__EXERCISE__. Print all of the data exactly as written.
■ ■ ■
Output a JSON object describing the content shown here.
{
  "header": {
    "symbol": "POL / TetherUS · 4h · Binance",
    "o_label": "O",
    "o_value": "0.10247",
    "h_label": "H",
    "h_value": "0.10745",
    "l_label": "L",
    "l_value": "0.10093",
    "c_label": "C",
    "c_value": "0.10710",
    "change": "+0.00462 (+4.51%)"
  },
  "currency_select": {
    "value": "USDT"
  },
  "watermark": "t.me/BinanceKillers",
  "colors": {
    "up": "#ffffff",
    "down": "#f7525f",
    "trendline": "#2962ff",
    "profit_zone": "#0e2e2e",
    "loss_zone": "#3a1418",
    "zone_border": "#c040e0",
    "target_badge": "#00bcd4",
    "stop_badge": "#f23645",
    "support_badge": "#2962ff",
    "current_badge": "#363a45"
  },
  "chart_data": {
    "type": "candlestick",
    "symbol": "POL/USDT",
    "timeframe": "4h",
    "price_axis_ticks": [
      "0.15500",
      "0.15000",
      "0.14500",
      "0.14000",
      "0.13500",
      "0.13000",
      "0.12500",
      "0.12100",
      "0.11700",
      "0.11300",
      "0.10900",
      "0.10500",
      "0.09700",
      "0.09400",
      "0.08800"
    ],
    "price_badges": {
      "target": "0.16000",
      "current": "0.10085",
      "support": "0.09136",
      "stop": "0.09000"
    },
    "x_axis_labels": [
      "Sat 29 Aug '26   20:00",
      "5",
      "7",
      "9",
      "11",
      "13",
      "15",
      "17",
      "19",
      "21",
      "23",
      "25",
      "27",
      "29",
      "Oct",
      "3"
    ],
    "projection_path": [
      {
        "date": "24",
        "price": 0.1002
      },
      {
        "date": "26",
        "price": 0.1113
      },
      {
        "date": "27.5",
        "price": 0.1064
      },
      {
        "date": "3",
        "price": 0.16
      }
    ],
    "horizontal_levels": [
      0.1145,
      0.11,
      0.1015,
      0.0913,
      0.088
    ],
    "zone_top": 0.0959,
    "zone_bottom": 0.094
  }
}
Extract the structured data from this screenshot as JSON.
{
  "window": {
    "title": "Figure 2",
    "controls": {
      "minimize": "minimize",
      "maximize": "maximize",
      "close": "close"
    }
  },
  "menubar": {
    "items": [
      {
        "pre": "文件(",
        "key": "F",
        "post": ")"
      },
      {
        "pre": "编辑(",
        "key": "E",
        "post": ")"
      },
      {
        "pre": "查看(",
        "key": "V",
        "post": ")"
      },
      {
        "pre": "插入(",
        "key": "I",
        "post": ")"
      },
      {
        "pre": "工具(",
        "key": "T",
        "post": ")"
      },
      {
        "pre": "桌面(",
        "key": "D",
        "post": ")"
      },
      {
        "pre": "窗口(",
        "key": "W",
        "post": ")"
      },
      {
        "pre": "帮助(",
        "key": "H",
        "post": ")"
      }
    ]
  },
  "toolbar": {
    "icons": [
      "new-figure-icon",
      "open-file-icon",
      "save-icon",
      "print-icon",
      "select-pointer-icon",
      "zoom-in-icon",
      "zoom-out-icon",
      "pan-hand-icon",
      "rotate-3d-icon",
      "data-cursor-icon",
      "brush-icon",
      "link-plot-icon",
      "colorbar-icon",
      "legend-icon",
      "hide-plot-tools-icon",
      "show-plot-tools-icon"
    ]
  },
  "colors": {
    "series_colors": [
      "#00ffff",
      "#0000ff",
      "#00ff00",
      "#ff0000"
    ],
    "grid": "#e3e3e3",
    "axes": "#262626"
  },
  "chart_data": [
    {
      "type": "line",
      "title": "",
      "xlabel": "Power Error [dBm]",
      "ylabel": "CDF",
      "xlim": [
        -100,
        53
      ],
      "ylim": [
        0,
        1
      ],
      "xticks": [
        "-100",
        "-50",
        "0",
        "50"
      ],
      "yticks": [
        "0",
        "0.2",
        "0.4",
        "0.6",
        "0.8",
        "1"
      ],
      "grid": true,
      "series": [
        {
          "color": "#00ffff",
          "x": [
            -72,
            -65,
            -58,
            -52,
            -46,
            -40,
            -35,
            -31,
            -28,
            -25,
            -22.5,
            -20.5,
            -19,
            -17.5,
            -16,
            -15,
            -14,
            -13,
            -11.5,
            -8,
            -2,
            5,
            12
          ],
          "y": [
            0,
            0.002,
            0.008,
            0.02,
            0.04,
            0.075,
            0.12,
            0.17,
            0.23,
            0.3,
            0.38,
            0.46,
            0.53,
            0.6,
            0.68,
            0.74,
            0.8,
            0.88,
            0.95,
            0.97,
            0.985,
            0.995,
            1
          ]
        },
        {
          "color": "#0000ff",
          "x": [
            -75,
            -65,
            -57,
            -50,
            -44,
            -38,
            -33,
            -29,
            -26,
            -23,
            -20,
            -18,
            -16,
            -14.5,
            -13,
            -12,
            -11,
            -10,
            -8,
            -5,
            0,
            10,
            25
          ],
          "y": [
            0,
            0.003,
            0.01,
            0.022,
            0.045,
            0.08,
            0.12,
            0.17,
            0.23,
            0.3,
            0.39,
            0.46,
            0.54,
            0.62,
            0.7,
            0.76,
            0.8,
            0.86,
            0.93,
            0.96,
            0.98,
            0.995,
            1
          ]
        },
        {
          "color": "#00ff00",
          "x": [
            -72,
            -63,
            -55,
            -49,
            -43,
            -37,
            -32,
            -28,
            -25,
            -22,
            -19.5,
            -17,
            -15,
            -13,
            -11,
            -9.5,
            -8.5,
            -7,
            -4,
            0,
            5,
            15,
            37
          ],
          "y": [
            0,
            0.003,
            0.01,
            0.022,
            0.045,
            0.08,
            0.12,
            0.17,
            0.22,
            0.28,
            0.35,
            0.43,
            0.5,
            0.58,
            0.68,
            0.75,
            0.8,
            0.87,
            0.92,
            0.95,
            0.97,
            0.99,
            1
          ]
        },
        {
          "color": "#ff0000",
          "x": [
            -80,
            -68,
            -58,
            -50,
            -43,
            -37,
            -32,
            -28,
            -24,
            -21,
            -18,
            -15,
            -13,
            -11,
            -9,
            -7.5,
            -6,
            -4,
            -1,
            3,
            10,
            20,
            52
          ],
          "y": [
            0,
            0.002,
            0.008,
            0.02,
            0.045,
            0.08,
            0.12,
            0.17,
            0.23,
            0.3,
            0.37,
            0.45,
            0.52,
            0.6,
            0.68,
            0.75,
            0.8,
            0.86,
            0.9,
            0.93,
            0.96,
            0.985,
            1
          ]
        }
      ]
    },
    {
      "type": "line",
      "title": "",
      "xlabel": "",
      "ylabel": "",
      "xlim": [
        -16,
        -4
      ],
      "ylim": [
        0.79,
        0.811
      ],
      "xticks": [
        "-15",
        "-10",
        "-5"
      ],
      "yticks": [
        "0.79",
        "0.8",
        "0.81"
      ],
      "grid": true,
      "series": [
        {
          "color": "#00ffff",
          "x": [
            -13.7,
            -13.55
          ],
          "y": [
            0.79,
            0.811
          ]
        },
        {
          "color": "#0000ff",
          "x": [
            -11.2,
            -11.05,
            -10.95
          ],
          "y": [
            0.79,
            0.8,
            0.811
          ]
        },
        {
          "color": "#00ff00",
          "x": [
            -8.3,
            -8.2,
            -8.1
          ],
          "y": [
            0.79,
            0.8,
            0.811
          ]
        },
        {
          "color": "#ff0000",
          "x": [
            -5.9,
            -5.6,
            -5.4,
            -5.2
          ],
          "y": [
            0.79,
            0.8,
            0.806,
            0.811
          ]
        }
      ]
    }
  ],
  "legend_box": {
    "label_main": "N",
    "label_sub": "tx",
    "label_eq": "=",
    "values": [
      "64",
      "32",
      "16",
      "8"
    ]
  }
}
■ ■ ■
__SOLUTION__.
Output a JSON object describing the content shown here.
{
  "header": {
    "symbol": "POL / TetherUS · 4h · Binance",
    "o_label": "O",
    "o_value": "0.10247",
    "h_label": "H",
    "h_value": "0.10745",
    "l_label": "L",
    "l_value": "0.10093",
    "c_label": "C",
    "c_value": "0.10710",
    "change": "+0.00462 (+4.51%)"
  },
  "currency_select": {
    "value": "USDT"
  },
  "watermark": "t.me/BinanceKillers",
  "colors": {
    "up": "#ffffff",
    "down": "#f7525f",
    "trendline": "#2962ff",
    "profit_zone": "#0e2e2e",
    "loss_zone": "#3a1418",
    "zone_border": "#c040e0",
    "target_badge": "#00bcd4",
    "stop_badge": "#f23645",
    "support_badge": "#2962ff",
    "current_badge": "#363a45"
  },
  "chart_data": {
    "type": "candlestick",
    "symbol": "POL/USDT",
    "timeframe": "4h",
    "price_axis_ticks": [
      "0.15500",
      "0.15000",
      "0.14500",
      "0.14000",
      "0.13500",
      "0.13000",
      "0.12500",
      "0.12100",
      "0.11700",
      "0.11300",
      "0.10900",
      "0.10500",
      "0.09700",
      "0.09400",
      "0.08800"
    ],
    "price_badges": {
      "target": "0.16000",
      "current": "0.10085",
      "support": "0.09136",
      "stop": "0.09000"
    },
    "x_axis_labels": [
      "Sat 29 Aug '26   20:00",
      "5",
      "7",
      "9",
      "11",
      "13",
      "15",
      "17",
      "19",
      "21",
      "23",
      "25",
      "27",
      "29",
      "Oct",
      "3"
    ],
    "projection_path": [
      {
        "date": "24",
        "price": 0.1002
      },
      {
        "date": "26",
        "price": 0.1113
      },
      {
        "date": "27.5",
        "price": 0.1064
      },
      {
        "date": "3",
        "price": 0.16
      }
    ],
    "horizontal_levels": [
      0.1145,
      0.11,
      0.1015,
      0.0913,
      0.088
    ],
    "zone_top": 0.0959,
    "zone_bottom": 0.094
  }
}
Extract the structured data from this screenshot as JSON.
{
  "window": {
    "title": "Figure 2",
    "controls": {
      "minimize": "minimize",
      "maximize": "maximize",
      "close": "close"
    }
  },
  "menubar": {
    "items": [
      {
        "pre": "文件(",
        "key": "F",
        "post": ")"
      },
      {
        "pre": "编辑(",
        "key": "E",
        "post": ")"
      },
      {
        "pre": "查看(",
        "key": "V",
        "post": ")"
      },
      {
        "pre": "插入(",
        "key": "I",
        "post": ")"
      },
      {
        "pre": "工具(",
        "key": "T",
        "post": ")"
      },
      {
        "pre": "桌面(",
        "key": "D",
        "post": ")"
      },
      {
        "pre": "窗口(",
        "key": "W",
        "post": ")"
      },
      {
        "pre": "帮助(",
        "key": "H",
        "post": ")"
      }
    ]
  },
  "toolbar": {
    "icons": [
      "new-figure-icon",
      "open-file-icon",
      "save-icon",
      "print-icon",
      "select-pointer-icon",
      "zoom-in-icon",
      "zoom-out-icon",
      "pan-hand-icon",
      "rotate-3d-icon",
      "data-cursor-icon",
      "brush-icon",
      "link-plot-icon",
      "colorbar-icon",
      "legend-icon",
      "hide-plot-tools-icon",
      "show-plot-tools-icon"
    ]
  },
  "colors": {
    "series_colors": [
      "#00ffff",
      "#0000ff",
      "#00ff00",
      "#ff0000"
    ],
    "grid": "#e3e3e3",
    "axes": "#262626"
  },
  "chart_data": [
    {
      "type": "line",
      "title": "",
      "xlabel": "Power Error [dBm]",
      "ylabel": "CDF",
      "xlim": [
        -100,
        53
      ],
      "ylim": [
        0,
        1
      ],
      "xticks": [
        "-100",
        "-50",
        "0",
        "50"
      ],
      "yticks": [
        "0",
        "0.2",
        "0.4",
        "0.6",
        "0.8",
        "1"
      ],
      "grid": true,
      "series": [
        {
          "color": "#00ffff",
          "x": [
            -72,
            -65,
            -58,
            -52,
            -46,
            -40,
            -35,
            -31,
            -28,
            -25,
            -22.5,
            -20.5,
            -19,
            -17.5,
            -16,
            -15,
            -14,
            -13,
            -11.5,
            -8,
            -2,
            5,
            12
          ],
          "y": [
            0,
            0.002,
            0.008,
            0.02,
            0.04,
            0.075,
            0.12,
            0.17,
            0.23,
            0.3,
            0.38,
            0.46,
            0.53,
            0.6,
            0.68,
            0.74,
            0.8,
            0.88,
            0.95,
            0.97,
            0.985,
            0.995,
            1
          ]
        },
        {
          "color": "#0000ff",
          "x": [
            -75,
            -65,
            -57,
            -50,
            -44,
            -38,
            -33,
            -29,
            -26,
            -23,
            -20,
            -18,
            -16,
            -14.5,
            -13,
            -12,
            -11,
            -10,
            -8,
            -5,
            0,
            10,
            25
          ],
          "y": [
            0,
            0.003,
            0.01,
            0.022,
            0.045,
            0.08,
            0.12,
            0.17,
            0.23,
            0.3,
            0.39,
            0.46,
            0.54,
            0.62,
            0.7,
            0.76,
            0.8,
            0.86,
            0.93,
            0.96,
            0.98,
            0.995,
            1
          ]
        },
        {
          "color": "#00ff00",
          "x": [
            -72,
            -63,
            -55,
            -49,
            -43,
            -37,
            -32,
            -28,
            -25,
            -22,
            -19.5,
            -17,
            -15,
            -13,
            -11,
            -9.5,
            -8.5,
            -7,
            -4,
            0,
            5,
            15,
            37
          ],
          "y": [
            0,
            0.003,
            0.01,
            0.022,
            0.045,
            0.08,
            0.12,
            0.17,
            0.22,
            0.28,
            0.35,
            0.43,
            0.5,
            0.58,
            0.68,
            0.75,
            0.8,
            0.87,
            0.92,
            0.95,
            0.97,
            0.99,
            1
          ]
        },
        {
          "color": "#ff0000",
          "x": [
            -80,
            -68,
            -58,
            -50,
            -43,
            -37,
            -32,
            -28,
            -24,
            -21,
            -18,
            -15,
            -13,
            -11,
            -9,
            -7.5,
            -6,
            -4,
            -1,
            3,
            10,
            20,
            52
          ],
          "y": [
            0,
            0.002,
            0.008,
            0.02,
            0.045,
            0.08,
            0.12,
            0.17,
            0.23,
            0.3,
            0.37,
            0.45,
            0.52,
            0.6,
            0.68,
            0.75,
            0.8,
            0.86,
            0.9,
            0.93,
            0.96,
            0.985,
            1
          ]
        }
      ]
    },
    {
      "type": "line",
      "title": "",
      "xlabel": "",
      "ylabel": "",
      "xlim": [
        -16,
        -4
      ],
      "ylim": [
        0.79,
        0.811
      ],
      "xticks": [
        "-15",
        "-10",
        "-5"
      ],
      "yticks": [
        "0.79",
        "0.8",
        "0.81"
      ],
      "grid": true,
      "series": [
        {
          "color": "#00ffff",
          "x": [
            -13.7,
            -13.55
          ],
          "y": [
            0.79,
            0.811
          ]
        },
        {
          "color": "#0000ff",
          "x": [
            -11.2,
            -11.05,
            -10.95
          ],
          "y": [
            0.79,
            0.8,
            0.811
          ]
        },
        {
          "color": "#00ff00",
          "x": [
            -8.3,
            -8.2,
            -8.1
          ],
          "y": [
            0.79,
            0.8,
            0.811
          ]
        },
        {
          "color": "#ff0000",
          "x": [
            -5.9,
            -5.6,
            -5.4,
            -5.2
          ],
          "y": [
            0.79,
            0.8,
            0.806,
            0.811
          ]
        }
      ]
    }
  ],
  "legend_box": {
    "label_main": "N",
    "label_sub": "tx",
    "label_eq": "=",
    "values": [
      "64",
      "32",
      "16",
      "8"
    ]
  }
}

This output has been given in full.